> **Brief**
Scan the material below for the string "JSON", and copy every line where it shows up.

[begin Data to use]

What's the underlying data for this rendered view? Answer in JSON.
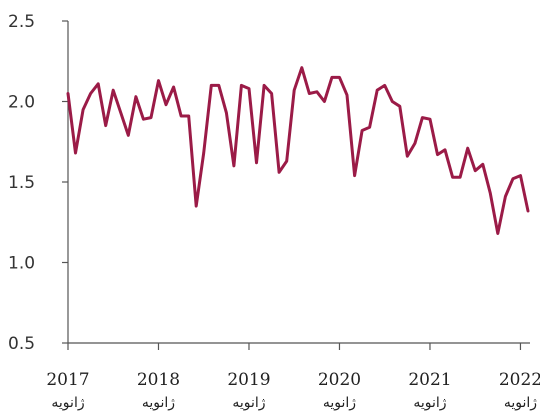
{
  "chart_data": {
    "type": "line",
    "title": "",
    "xlabel": "",
    "ylabel": "",
    "ylim": [
      0.5,
      2.5
    ],
    "yticks": [
      "2.5",
      "2.0",
      "1.5",
      "1.0",
      "0.5"
    ],
    "ytick_values": [
      2.5,
      2.0,
      1.5,
      1.0,
      0.5
    ],
    "grid": false,
    "legend": "none",
    "xtick_labels": [
      {
        "year": "2017",
        "month": "ژانویه"
      },
      {
        "year": "2018",
        "month": "ژانویه"
      },
      {
        "year": "2019",
        "month": "ژانویه"
      },
      {
        "year": "2020",
        "month": "ژانویه"
      },
      {
        "year": "2021",
        "month": "ژانویه"
      },
      {
        "year": "2022",
        "month": "ژانویه"
      }
    ],
    "series": [
      {
        "color": "#9b1b47",
        "start": "2017-01",
        "values": [
          2.05,
          1.68,
          1.95,
          2.05,
          2.11,
          1.85,
          2.07,
          1.93,
          1.79,
          2.03,
          1.89,
          1.9,
          2.13,
          1.98,
          2.09,
          1.91,
          1.91,
          1.35,
          1.68,
          2.1,
          2.1,
          1.93,
          1.6,
          2.1,
          2.08,
          1.62,
          2.1,
          2.05,
          1.56,
          1.63,
          2.07,
          2.21,
          2.05,
          2.06,
          2.0,
          2.15,
          2.15,
          2.04,
          1.54,
          1.82,
          1.84,
          2.07,
          2.1,
          2.0,
          1.97,
          1.66,
          1.74,
          1.9,
          1.89,
          1.67,
          1.7,
          1.53,
          1.53,
          1.71,
          1.57,
          1.61,
          1.43,
          1.18,
          1.41,
          1.52,
          1.54,
          1.32
        ]
      }
    ]
  }
}
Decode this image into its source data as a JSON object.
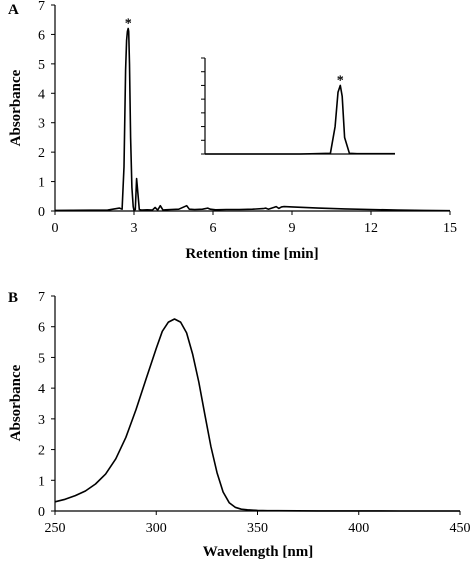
{
  "chart_data": [
    {
      "panel": "A",
      "type": "line",
      "xlabel": "Retention time [min]",
      "ylabel": "Absorbance",
      "xlim": [
        0,
        15
      ],
      "ylim": [
        0,
        7
      ],
      "xticks": [
        "0",
        "3",
        "6",
        "9",
        "12",
        "15"
      ],
      "yticks": [
        "0",
        "1",
        "2",
        "3",
        "4",
        "5",
        "6",
        "7"
      ],
      "peak_annotation": "*",
      "series": [
        {
          "x": [
            0,
            2.0,
            2.45,
            2.55,
            2.62,
            2.68,
            2.72,
            2.75,
            2.78,
            2.8,
            2.83,
            2.87,
            2.92,
            2.97,
            3.0,
            3.05,
            3.1,
            3.15,
            3.2,
            3.3,
            3.5,
            3.7,
            3.8,
            3.9,
            4.0,
            4.1,
            4.2,
            4.4,
            4.7,
            5.0,
            5.1,
            5.3,
            5.6,
            5.8,
            5.9,
            6.1,
            6.5,
            7.0,
            7.5,
            7.9,
            8.0,
            8.1,
            8.3,
            8.4,
            8.5,
            8.6,
            8.7,
            9.0,
            10.0,
            11.0,
            12.0,
            13.0,
            14.0,
            15.0
          ],
          "y": [
            0.02,
            0.03,
            0.1,
            0.06,
            1.5,
            4.8,
            5.8,
            6.1,
            6.2,
            6.1,
            5.0,
            2.5,
            0.8,
            0.15,
            0.02,
            0.05,
            1.1,
            0.6,
            0.05,
            0.03,
            0.04,
            0.03,
            0.12,
            0.03,
            0.18,
            0.03,
            0.04,
            0.05,
            0.06,
            0.18,
            0.06,
            0.05,
            0.06,
            0.1,
            0.06,
            0.04,
            0.05,
            0.05,
            0.06,
            0.08,
            0.1,
            0.06,
            0.12,
            0.15,
            0.09,
            0.14,
            0.15,
            0.14,
            0.1,
            0.07,
            0.05,
            0.03,
            0.02,
            0.01
          ]
        }
      ],
      "inset": {
        "ylim": [
          0,
          7
        ],
        "series": [
          {
            "x": [
              0,
              0.5,
              0.66,
              0.685,
              0.7,
              0.712,
              0.722,
              0.735,
              0.76,
              0.8,
              1.0
            ],
            "y": [
              0.0,
              0.0,
              0.05,
              2.0,
              4.5,
              5.0,
              4.2,
              1.2,
              0.05,
              0.02,
              0.02
            ]
          }
        ],
        "peak_annotation": "*"
      }
    },
    {
      "panel": "B",
      "type": "line",
      "xlabel": "Wavelength [nm]",
      "ylabel": "Absorbance",
      "xlim": [
        250,
        450
      ],
      "ylim": [
        0,
        7
      ],
      "xticks": [
        "250",
        "300",
        "350",
        "400",
        "450"
      ],
      "yticks": [
        "0",
        "1",
        "2",
        "3",
        "4",
        "5",
        "6",
        "7"
      ],
      "series": [
        {
          "x": [
            250,
            255,
            260,
            265,
            270,
            275,
            280,
            285,
            290,
            295,
            300,
            303,
            306,
            309,
            312,
            315,
            318,
            321,
            324,
            327,
            330,
            333,
            336,
            339,
            342,
            345,
            350,
            355,
            360,
            370,
            380,
            400,
            420,
            450
          ],
          "y": [
            0.3,
            0.38,
            0.5,
            0.65,
            0.88,
            1.2,
            1.7,
            2.4,
            3.3,
            4.3,
            5.3,
            5.85,
            6.15,
            6.25,
            6.15,
            5.8,
            5.1,
            4.2,
            3.15,
            2.1,
            1.25,
            0.62,
            0.27,
            0.12,
            0.06,
            0.04,
            0.02,
            0.01,
            0.01,
            0.005,
            0.003,
            0.002,
            0.001,
            0.0
          ]
        }
      ]
    }
  ]
}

[end Data to use]

> **Solution to this exercise**
What's the underlying data for this rendered view? Answer in JSON.
Decode this image into its source data as a JSON object.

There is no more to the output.